Problem requirements
All of the records listed below should be retyped exactly.
--- Data shown ---
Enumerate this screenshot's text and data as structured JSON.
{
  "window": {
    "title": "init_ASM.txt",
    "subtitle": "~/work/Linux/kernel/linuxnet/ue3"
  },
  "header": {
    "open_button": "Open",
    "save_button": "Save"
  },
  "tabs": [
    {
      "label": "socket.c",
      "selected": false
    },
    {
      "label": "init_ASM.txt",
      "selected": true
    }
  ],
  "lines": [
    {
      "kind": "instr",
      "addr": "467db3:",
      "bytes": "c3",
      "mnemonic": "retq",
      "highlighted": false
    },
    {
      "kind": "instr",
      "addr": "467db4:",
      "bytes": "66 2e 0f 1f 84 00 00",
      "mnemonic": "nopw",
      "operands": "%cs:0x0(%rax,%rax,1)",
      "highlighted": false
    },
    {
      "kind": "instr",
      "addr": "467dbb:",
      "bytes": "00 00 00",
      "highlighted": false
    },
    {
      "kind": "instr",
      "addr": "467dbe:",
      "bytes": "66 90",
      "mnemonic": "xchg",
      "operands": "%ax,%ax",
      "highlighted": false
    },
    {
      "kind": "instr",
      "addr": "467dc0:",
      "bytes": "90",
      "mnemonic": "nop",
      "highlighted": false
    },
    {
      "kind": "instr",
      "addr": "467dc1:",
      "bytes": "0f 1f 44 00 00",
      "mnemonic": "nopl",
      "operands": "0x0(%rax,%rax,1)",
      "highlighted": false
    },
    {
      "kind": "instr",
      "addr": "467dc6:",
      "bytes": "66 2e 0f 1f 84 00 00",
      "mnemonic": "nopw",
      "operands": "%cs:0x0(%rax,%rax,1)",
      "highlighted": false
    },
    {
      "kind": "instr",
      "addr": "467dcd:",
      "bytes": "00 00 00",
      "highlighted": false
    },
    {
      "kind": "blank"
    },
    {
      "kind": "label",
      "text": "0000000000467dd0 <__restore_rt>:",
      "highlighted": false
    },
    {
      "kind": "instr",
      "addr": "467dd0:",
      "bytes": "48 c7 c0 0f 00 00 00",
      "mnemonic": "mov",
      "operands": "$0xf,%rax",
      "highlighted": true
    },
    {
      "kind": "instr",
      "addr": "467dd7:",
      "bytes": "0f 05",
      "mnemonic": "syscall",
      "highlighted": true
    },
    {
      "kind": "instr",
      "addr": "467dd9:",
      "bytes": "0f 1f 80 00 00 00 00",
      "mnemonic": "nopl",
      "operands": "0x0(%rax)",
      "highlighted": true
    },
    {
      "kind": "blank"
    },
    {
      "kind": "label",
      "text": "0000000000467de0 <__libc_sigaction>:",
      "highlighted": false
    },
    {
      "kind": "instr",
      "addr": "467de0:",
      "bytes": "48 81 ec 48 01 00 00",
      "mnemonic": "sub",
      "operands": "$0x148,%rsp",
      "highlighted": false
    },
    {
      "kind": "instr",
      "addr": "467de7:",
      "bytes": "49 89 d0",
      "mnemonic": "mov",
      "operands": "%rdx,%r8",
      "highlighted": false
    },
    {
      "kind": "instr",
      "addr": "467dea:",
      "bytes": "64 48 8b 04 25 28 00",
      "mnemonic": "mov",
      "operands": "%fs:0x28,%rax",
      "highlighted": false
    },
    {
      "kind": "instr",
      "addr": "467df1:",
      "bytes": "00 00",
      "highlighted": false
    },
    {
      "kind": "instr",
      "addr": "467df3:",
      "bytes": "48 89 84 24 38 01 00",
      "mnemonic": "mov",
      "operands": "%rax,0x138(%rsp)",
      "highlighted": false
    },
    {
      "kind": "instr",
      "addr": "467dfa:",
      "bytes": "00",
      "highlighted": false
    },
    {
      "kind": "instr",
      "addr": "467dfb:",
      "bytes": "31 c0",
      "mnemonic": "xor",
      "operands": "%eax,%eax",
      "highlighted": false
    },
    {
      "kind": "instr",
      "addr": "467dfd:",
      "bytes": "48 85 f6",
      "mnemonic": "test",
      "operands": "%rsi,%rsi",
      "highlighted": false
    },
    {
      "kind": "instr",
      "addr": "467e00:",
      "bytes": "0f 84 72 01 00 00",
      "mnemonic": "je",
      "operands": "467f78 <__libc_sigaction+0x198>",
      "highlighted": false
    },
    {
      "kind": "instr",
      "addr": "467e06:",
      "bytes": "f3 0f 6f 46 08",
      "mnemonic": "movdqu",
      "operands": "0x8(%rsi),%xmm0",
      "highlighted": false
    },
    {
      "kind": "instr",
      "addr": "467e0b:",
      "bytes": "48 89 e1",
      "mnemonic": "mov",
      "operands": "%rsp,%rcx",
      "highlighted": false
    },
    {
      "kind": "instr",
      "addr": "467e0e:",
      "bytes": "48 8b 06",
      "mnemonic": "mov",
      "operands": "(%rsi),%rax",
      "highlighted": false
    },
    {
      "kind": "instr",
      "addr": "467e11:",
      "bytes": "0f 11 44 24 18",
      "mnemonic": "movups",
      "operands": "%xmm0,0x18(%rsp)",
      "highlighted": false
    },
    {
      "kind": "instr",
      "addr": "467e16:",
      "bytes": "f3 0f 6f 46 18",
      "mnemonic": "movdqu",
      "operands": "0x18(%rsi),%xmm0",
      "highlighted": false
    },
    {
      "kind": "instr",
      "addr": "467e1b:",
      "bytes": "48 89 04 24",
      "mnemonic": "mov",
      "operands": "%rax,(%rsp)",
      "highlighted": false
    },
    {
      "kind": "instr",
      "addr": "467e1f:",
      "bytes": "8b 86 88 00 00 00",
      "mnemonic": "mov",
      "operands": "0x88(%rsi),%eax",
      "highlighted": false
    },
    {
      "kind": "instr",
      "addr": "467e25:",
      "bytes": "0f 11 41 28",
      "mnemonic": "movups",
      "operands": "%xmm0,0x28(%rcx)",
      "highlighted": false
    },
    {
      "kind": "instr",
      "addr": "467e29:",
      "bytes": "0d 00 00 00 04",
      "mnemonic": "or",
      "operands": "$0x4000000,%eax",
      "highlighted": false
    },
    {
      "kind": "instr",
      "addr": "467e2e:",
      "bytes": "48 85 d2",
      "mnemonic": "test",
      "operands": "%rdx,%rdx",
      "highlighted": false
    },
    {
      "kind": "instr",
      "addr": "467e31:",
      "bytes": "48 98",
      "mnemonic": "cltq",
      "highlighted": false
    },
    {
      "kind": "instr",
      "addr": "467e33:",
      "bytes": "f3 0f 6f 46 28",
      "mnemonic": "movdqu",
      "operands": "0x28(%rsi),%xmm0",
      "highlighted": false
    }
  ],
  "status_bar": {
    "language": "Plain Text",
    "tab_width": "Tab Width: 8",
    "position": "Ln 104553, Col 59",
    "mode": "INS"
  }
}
---
Result of the task
Enumerate this screenshot's text and data as structured JSON.
{
  "window": {
    "title": "init_ASM.txt",
    "subtitle": "~/work/Linux/kernel/linuxnet/ue3"
  },
  "header": {
    "open_button": "Open",
    "save_button": "Save"
  },
  "tabs": [
    {
      "label": "socket.c",
      "selected": false
    },
    {
      "label": "init_ASM.txt",
      "selected": true
    }
  ],
  "lines": [
    {
      "kind": "instr",
      "addr": "467db3:",
      "bytes": "c3",
      "mnemonic": "retq",
      "highlighted": false
    },
    {
      "kind": "instr",
      "addr": "467db4:",
      "bytes": "66 2e 0f 1f 84 00 00",
      "mnemonic": "nopw",
      "operands": "%cs:0x0(%rax,%rax,1)",
      "highlighted": false
    },
    {
      "kind": "instr",
      "addr": "467dbb:",
      "bytes": "00 00 00",
      "highlighted": false
    },
    {
      "kind": "instr",
      "addr": "467dbe:",
      "bytes": "66 90",
      "mnemonic": "xchg",
      "operands": "%ax,%ax",
      "highlighted": false
    },
    {
      "kind": "instr",
      "addr": "467dc0:",
      "bytes": "90",
      "mnemonic": "nop",
      "highlighted": false
    },
    {
      "kind": "instr",
      "addr": "467dc1:",
      "bytes": "0f 1f 44 00 00",
      "mnemonic": "nopl",
      "operands": "0x0(%rax,%rax,1)",
      "highlighted": false
    },
    {
      "kind": "instr",
      "addr": "467dc6:",
      "bytes": "66 2e 0f 1f 84 00 00",
      "mnemonic": "nopw",
      "operands": "%cs:0x0(%rax,%rax,1)",
      "highlighted": false
    },
    {
      "kind": "instr",
      "addr": "467dcd:",
      "bytes": "00 00 00",
      "highlighted": false
    },
    {
      "kind": "blank"
    },
    {
      "kind": "label",
      "text": "0000000000467dd0 <__restore_rt>:",
      "highlighted": false
    },
    {
      "kind": "instr",
      "addr": "467dd0:",
      "bytes": "48 c7 c0 0f 00 00 00",
      "mnemonic": "mov",
      "operands": "$0xf,%rax",
      "highlighted": true
    },
    {
      "kind": "instr",
      "addr": "467dd7:",
      "bytes": "0f 05",
      "mnemonic": "syscall",
      "highlighted": true
    },
    {
      "kind": "instr",
      "addr": "467dd9:",
      "bytes": "0f 1f 80 00 00 00 00",
      "mnemonic": "nopl",
      "operands": "0x0(%rax)",
      "highlighted": true
    },
    {
      "kind": "blank"
    },
    {
      "kind": "label",
      "text": "0000000000467de0 <__libc_sigaction>:",
      "highlighted": false
    },
    {
      "kind": "instr",
      "addr": "467de0:",
      "bytes": "48 81 ec 48 01 00 00",
      "mnemonic": "sub",
      "operands": "$0x148,%rsp",
      "highlighted": false
    },
    {
      "kind": "instr",
      "addr": "467de7:",
      "bytes": "49 89 d0",
      "mnemonic": "mov",
      "operands": "%rdx,%r8",
      "highlighted": false
    },
    {
      "kind": "instr",
      "addr": "467dea:",
      "bytes": "64 48 8b 04 25 28 00",
      "mnemonic": "mov",
      "operands": "%fs:0x28,%rax",
      "highlighted": false
    },
    {
      "kind": "instr",
      "addr": "467df1:",
      "bytes": "00 00",
      "highlighted": false
    },
    {
      "kind": "instr",
      "addr": "467df3:",
      "bytes": "48 89 84 24 38 01 00",
      "mnemonic": "mov",
      "operands": "%rax,0x138(%rsp)",
      "highlighted": false
    },
    {
      "kind": "instr",
      "addr": "467dfa:",
      "bytes": "00",
      "highlighted": false
    },
    {
      "kind": "instr",
      "addr": "467dfb:",
      "bytes": "31 c0",
      "mnemonic": "xor",
      "operands": "%eax,%eax",
      "highlighted": false
    },
    {
      "kind": "instr",
      "addr": "467dfd:",
      "bytes": "48 85 f6",
      "mnemonic": "test",
      "operands": "%rsi,%rsi",
      "highlighted": false
    },
    {
      "kind": "instr",
      "addr": "467e00:",
      "bytes": "0f 84 72 01 00 00",
      "mnemonic": "je",
      "operands": "467f78 <__libc_sigaction+0x198>",
      "highlighted": false
    },
    {
      "kind": "instr",
      "addr": "467e06:",
      "bytes": "f3 0f 6f 46 08",
      "mnemonic": "movdqu",
      "operands": "0x8(%rsi),%xmm0",
      "highlighted": false
    },
    {
      "kind": "instr",
      "addr": "467e0b:",
      "bytes": "48 89 e1",
      "mnemonic": "mov",
      "operands": "%rsp,%rcx",
      "highlighted": false
    },
    {
      "kind": "instr",
      "addr": "467e0e:",
      "bytes": "48 8b 06",
      "mnemonic": "mov",
      "operands": "(%rsi),%rax",
      "highlighted": false
    },
    {
      "kind": "instr",
      "addr": "467e11:",
      "bytes": "0f 11 44 24 18",
      "mnemonic": "movups",
      "operands": "%xmm0,0x18(%rsp)",
      "highlighted": false
    },
    {
      "kind": "instr",
      "addr": "467e16:",
      "bytes": "f3 0f 6f 46 18",
      "mnemonic": "movdqu",
      "operands": "0x18(%rsi),%xmm0",
      "highlighted": false
    },
    {
      "kind": "instr",
      "addr": "467e1b:",
      "bytes": "48 89 04 24",
      "mnemonic": "mov",
      "operands": "%rax,(%rsp)",
      "highlighted": false
    },
    {
      "kind": "instr",
      "addr": "467e1f:",
      "bytes": "8b 86 88 00 00 00",
      "mnemonic": "mov",
      "operands": "0x88(%rsi),%eax",
      "highlighted": false
    },
    {
      "kind": "instr",
      "addr": "467e25:",
      "bytes": "0f 11 41 28",
      "mnemonic": "movups",
      "operands": "%xmm0,0x28(%rcx)",
      "highlighted": false
    },
    {
      "kind": "instr",
      "addr": "467e29:",
      "bytes": "0d 00 00 00 04",
      "mnemonic": "or",
      "operands": "$0x4000000,%eax",
      "highlighted": false
    },
    {
      "kind": "instr",
      "addr": "467e2e:",
      "bytes": "48 85 d2",
      "mnemonic": "test",
      "operands": "%rdx,%rdx",
      "highlighted": false
    },
    {
      "kind": "instr",
      "addr": "467e31:",
      "bytes": "48 98",
      "mnemonic": "cltq",
      "highlighted": false
    },
    {
      "kind": "instr",
      "addr": "467e33:",
      "bytes": "f3 0f 6f 46 28",
      "mnemonic": "movdqu",
      "operands": "0x28(%rsi),%xmm0",
      "highlighted": false
    }
  ],
  "status_bar": {
    "language": "Plain Text",
    "tab_width": "Tab Width: 8",
    "position": "Ln 104553, Col 59",
    "mode": "INS"
  }
}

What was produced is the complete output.